_WHAT YOU SHOULD DO:_
Each entry in the listing below should be restated word for word.
==============================
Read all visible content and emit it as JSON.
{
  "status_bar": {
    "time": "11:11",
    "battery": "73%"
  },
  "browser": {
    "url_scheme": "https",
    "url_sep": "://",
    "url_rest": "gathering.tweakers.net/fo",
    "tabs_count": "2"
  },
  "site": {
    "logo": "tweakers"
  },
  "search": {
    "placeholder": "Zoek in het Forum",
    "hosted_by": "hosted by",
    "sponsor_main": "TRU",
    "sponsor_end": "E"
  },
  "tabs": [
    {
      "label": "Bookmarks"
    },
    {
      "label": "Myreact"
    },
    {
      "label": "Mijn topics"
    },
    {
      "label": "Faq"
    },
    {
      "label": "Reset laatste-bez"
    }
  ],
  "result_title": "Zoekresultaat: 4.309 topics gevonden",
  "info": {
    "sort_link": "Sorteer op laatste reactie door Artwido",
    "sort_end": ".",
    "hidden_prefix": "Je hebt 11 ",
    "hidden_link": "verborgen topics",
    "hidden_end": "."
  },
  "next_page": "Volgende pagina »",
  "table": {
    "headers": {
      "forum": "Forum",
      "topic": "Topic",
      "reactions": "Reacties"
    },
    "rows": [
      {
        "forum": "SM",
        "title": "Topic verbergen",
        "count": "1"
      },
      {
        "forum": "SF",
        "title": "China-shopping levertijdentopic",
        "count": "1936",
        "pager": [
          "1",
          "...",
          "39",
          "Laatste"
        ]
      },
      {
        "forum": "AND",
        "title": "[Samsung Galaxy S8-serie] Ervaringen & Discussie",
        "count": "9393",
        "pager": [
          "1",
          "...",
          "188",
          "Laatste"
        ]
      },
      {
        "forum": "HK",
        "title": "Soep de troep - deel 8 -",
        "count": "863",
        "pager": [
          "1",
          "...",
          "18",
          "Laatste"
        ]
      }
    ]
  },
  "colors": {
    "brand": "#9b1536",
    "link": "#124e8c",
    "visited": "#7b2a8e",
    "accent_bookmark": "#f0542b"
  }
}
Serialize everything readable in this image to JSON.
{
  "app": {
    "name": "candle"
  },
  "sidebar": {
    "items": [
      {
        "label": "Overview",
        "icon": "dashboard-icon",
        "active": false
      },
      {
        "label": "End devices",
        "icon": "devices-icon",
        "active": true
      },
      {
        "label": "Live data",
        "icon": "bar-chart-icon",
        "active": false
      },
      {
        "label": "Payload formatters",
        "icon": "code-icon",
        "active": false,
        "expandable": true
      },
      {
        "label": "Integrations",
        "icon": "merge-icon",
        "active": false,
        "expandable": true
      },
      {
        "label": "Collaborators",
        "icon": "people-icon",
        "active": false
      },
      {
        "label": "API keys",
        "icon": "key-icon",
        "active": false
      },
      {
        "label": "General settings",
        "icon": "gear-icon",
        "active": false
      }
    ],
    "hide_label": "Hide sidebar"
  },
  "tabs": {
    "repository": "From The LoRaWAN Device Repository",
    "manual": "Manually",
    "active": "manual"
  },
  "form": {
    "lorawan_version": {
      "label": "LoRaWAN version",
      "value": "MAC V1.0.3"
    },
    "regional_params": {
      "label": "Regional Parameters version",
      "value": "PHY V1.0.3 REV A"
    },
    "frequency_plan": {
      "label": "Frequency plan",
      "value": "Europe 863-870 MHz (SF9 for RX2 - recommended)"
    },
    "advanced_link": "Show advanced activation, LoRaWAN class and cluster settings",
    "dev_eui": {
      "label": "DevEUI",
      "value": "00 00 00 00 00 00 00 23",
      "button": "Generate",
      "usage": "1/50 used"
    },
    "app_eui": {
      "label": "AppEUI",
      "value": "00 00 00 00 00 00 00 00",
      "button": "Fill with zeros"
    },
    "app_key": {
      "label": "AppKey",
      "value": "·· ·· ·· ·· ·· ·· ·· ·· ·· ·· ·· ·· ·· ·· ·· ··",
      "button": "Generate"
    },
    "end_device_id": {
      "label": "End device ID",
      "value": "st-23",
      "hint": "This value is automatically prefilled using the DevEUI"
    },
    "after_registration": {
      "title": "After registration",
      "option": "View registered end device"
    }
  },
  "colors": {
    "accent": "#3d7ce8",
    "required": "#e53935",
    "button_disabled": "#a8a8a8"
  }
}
==============================
_SOLUTION TO THIS PROBLEM:_
Read all visible content and emit it as JSON.
{
  "status_bar": {
    "time": "11:11",
    "battery": "73%"
  },
  "browser": {
    "url_scheme": "https",
    "url_sep": "://",
    "url_rest": "gathering.tweakers.net/fo",
    "tabs_count": "2"
  },
  "site": {
    "logo": "tweakers"
  },
  "search": {
    "placeholder": "Zoek in het Forum",
    "hosted_by": "hosted by",
    "sponsor_main": "TRU",
    "sponsor_end": "E"
  },
  "tabs": [
    {
      "label": "Bookmarks"
    },
    {
      "label": "Myreact"
    },
    {
      "label": "Mijn topics"
    },
    {
      "label": "Faq"
    },
    {
      "label": "Reset laatste-bez"
    }
  ],
  "result_title": "Zoekresultaat: 4.309 topics gevonden",
  "info": {
    "sort_link": "Sorteer op laatste reactie door Artwido",
    "sort_end": ".",
    "hidden_prefix": "Je hebt 11 ",
    "hidden_link": "verborgen topics",
    "hidden_end": "."
  },
  "next_page": "Volgende pagina »",
  "table": {
    "headers": {
      "forum": "Forum",
      "topic": "Topic",
      "reactions": "Reacties"
    },
    "rows": [
      {
        "forum": "SM",
        "title": "Topic verbergen",
        "count": "1"
      },
      {
        "forum": "SF",
        "title": "China-shopping levertijdentopic",
        "count": "1936",
        "pager": [
          "1",
          "...",
          "39",
          "Laatste"
        ]
      },
      {
        "forum": "AND",
        "title": "[Samsung Galaxy S8-serie] Ervaringen & Discussie",
        "count": "9393",
        "pager": [
          "1",
          "...",
          "188",
          "Laatste"
        ]
      },
      {
        "forum": "HK",
        "title": "Soep de troep - deel 8 -",
        "count": "863",
        "pager": [
          "1",
          "...",
          "18",
          "Laatste"
        ]
      }
    ]
  },
  "colors": {
    "brand": "#9b1536",
    "link": "#124e8c",
    "visited": "#7b2a8e",
    "accent_bookmark": "#f0542b"
  }
}
Serialize everything readable in this image to JSON.
{
  "app": {
    "name": "candle"
  },
  "sidebar": {
    "items": [
      {
        "label": "Overview",
        "icon": "dashboard-icon",
        "active": false
      },
      {
        "label": "End devices",
        "icon": "devices-icon",
        "active": true
      },
      {
        "label": "Live data",
        "icon": "bar-chart-icon",
        "active": false
      },
      {
        "label": "Payload formatters",
        "icon": "code-icon",
        "active": false,
        "expandable": true
      },
      {
        "label": "Integrations",
        "icon": "merge-icon",
        "active": false,
        "expandable": true
      },
      {
        "label": "Collaborators",
        "icon": "people-icon",
        "active": false
      },
      {
        "label": "API keys",
        "icon": "key-icon",
        "active": false
      },
      {
        "label": "General settings",
        "icon": "gear-icon",
        "active": false
      }
    ],
    "hide_label": "Hide sidebar"
  },
  "tabs": {
    "repository": "From The LoRaWAN Device Repository",
    "manual": "Manually",
    "active": "manual"
  },
  "form": {
    "lorawan_version": {
      "label": "LoRaWAN version",
      "value": "MAC V1.0.3"
    },
    "regional_params": {
      "label": "Regional Parameters version",
      "value": "PHY V1.0.3 REV A"
    },
    "frequency_plan": {
      "label": "Frequency plan",
      "value": "Europe 863-870 MHz (SF9 for RX2 - recommended)"
    },
    "advanced_link": "Show advanced activation, LoRaWAN class and cluster settings",
    "dev_eui": {
      "label": "DevEUI",
      "value": "00 00 00 00 00 00 00 23",
      "button": "Generate",
      "usage": "1/50 used"
    },
    "app_eui": {
      "label": "AppEUI",
      "value": "00 00 00 00 00 00 00 00",
      "button": "Fill with zeros"
    },
    "app_key": {
      "label": "AppKey",
      "value": "·· ·· ·· ·· ·· ·· ·· ·· ·· ·· ·· ·· ·· ·· ·· ··",
      "button": "Generate"
    },
    "end_device_id": {
      "label": "End device ID",
      "value": "st-23",
      "hint": "This value is automatically prefilled using the DevEUI"
    },
    "after_registration": {
      "title": "After registration",
      "option": "View registered end device"
    }
  },
  "colors": {
    "accent": "#3d7ce8",
    "required": "#e53935",
    "button_disabled": "#a8a8a8"
  }
}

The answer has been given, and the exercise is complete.